>>>

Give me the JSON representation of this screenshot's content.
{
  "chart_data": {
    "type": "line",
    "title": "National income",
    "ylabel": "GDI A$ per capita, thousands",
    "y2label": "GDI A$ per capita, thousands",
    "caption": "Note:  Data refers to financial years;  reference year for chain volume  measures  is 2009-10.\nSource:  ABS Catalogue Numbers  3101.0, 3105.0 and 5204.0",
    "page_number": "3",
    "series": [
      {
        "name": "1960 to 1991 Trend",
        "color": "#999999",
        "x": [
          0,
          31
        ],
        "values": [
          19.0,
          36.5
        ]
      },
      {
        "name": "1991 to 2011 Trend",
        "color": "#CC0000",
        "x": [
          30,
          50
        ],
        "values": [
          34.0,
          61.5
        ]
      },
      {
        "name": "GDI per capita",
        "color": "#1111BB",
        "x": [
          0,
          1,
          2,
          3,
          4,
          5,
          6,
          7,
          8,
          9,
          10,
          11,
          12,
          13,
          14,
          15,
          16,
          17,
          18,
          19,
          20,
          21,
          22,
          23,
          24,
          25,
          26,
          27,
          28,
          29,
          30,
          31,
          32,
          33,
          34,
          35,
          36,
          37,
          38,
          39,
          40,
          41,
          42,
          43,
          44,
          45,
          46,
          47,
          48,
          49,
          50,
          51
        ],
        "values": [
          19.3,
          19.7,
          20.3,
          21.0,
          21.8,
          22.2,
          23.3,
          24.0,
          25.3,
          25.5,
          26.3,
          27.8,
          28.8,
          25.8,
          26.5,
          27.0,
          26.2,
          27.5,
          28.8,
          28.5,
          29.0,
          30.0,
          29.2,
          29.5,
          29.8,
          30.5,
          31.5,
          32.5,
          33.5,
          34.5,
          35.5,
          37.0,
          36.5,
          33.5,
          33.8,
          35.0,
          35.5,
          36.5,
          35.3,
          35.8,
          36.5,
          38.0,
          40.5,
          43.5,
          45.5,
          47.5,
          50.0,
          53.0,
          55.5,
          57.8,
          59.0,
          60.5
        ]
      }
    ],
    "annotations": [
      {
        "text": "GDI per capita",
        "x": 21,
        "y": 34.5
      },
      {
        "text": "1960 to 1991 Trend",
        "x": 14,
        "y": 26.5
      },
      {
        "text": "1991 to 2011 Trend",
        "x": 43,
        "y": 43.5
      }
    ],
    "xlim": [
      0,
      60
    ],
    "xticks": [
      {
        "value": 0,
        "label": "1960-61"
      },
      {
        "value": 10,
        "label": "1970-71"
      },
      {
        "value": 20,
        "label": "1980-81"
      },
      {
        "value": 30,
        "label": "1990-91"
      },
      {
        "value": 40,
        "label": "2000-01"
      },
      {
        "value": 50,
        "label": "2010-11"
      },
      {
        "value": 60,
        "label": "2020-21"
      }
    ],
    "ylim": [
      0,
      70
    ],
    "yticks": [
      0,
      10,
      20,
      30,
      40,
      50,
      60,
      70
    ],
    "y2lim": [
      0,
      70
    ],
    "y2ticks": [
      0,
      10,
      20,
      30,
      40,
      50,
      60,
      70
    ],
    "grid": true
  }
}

<<<

Repeat all the entries exactly as given.

◆ RESULT OF THIS TASK:
Give me the JSON representation of this screenshot's content.
{
  "chart_data": {
    "type": "line",
    "title": "National income",
    "ylabel": "GDI A$ per capita, thousands",
    "y2label": "GDI A$ per capita, thousands",
    "caption": "Note:  Data refers to financial years;  reference year for chain volume  measures  is 2009-10.\nSource:  ABS Catalogue Numbers  3101.0, 3105.0 and 5204.0",
    "page_number": "3",
    "series": [
      {
        "name": "1960 to 1991 Trend",
        "color": "#999999",
        "x": [
          0,
          31
        ],
        "values": [
          19.0,
          36.5
        ]
      },
      {
        "name": "1991 to 2011 Trend",
        "color": "#CC0000",
        "x": [
          30,
          50
        ],
        "values": [
          34.0,
          61.5
        ]
      },
      {
        "name": "GDI per capita",
        "color": "#1111BB",
        "x": [
          0,
          1,
          2,
          3,
          4,
          5,
          6,
          7,
          8,
          9,
          10,
          11,
          12,
          13,
          14,
          15,
          16,
          17,
          18,
          19,
          20,
          21,
          22,
          23,
          24,
          25,
          26,
          27,
          28,
          29,
          30,
          31,
          32,
          33,
          34,
          35,
          36,
          37,
          38,
          39,
          40,
          41,
          42,
          43,
          44,
          45,
          46,
          47,
          48,
          49,
          50,
          51
        ],
        "values": [
          19.3,
          19.7,
          20.3,
          21.0,
          21.8,
          22.2,
          23.3,
          24.0,
          25.3,
          25.5,
          26.3,
          27.8,
          28.8,
          25.8,
          26.5,
          27.0,
          26.2,
          27.5,
          28.8,
          28.5,
          29.0,
          30.0,
          29.2,
          29.5,
          29.8,
          30.5,
          31.5,
          32.5,
          33.5,
          34.5,
          35.5,
          37.0,
          36.5,
          33.5,
          33.8,
          35.0,
          35.5,
          36.5,
          35.3,
          35.8,
          36.5,
          38.0,
          40.5,
          43.5,
          45.5,
          47.5,
          50.0,
          53.0,
          55.5,
          57.8,
          59.0,
          60.5
        ]
      }
    ],
    "annotations": [
      {
        "text": "GDI per capita",
        "x": 21,
        "y": 34.5
      },
      {
        "text": "1960 to 1991 Trend",
        "x": 14,
        "y": 26.5
      },
      {
        "text": "1991 to 2011 Trend",
        "x": 43,
        "y": 43.5
      }
    ],
    "xlim": [
      0,
      60
    ],
    "xticks": [
      {
        "value": 0,
        "label": "1960-61"
      },
      {
        "value": 10,
        "label": "1970-71"
      },
      {
        "value": 20,
        "label": "1980-81"
      },
      {
        "value": 30,
        "label": "1990-91"
      },
      {
        "value": 40,
        "label": "2000-01"
      },
      {
        "value": 50,
        "label": "2010-11"
      },
      {
        "value": 60,
        "label": "2020-21"
      }
    ],
    "ylim": [
      0,
      70
    ],
    "yticks": [
      0,
      10,
      20,
      30,
      40,
      50,
      60,
      70
    ],
    "y2lim": [
      0,
      70
    ],
    "y2ticks": [
      0,
      10,
      20,
      30,
      40,
      50,
      60,
      70
    ],
    "grid": true
  }
}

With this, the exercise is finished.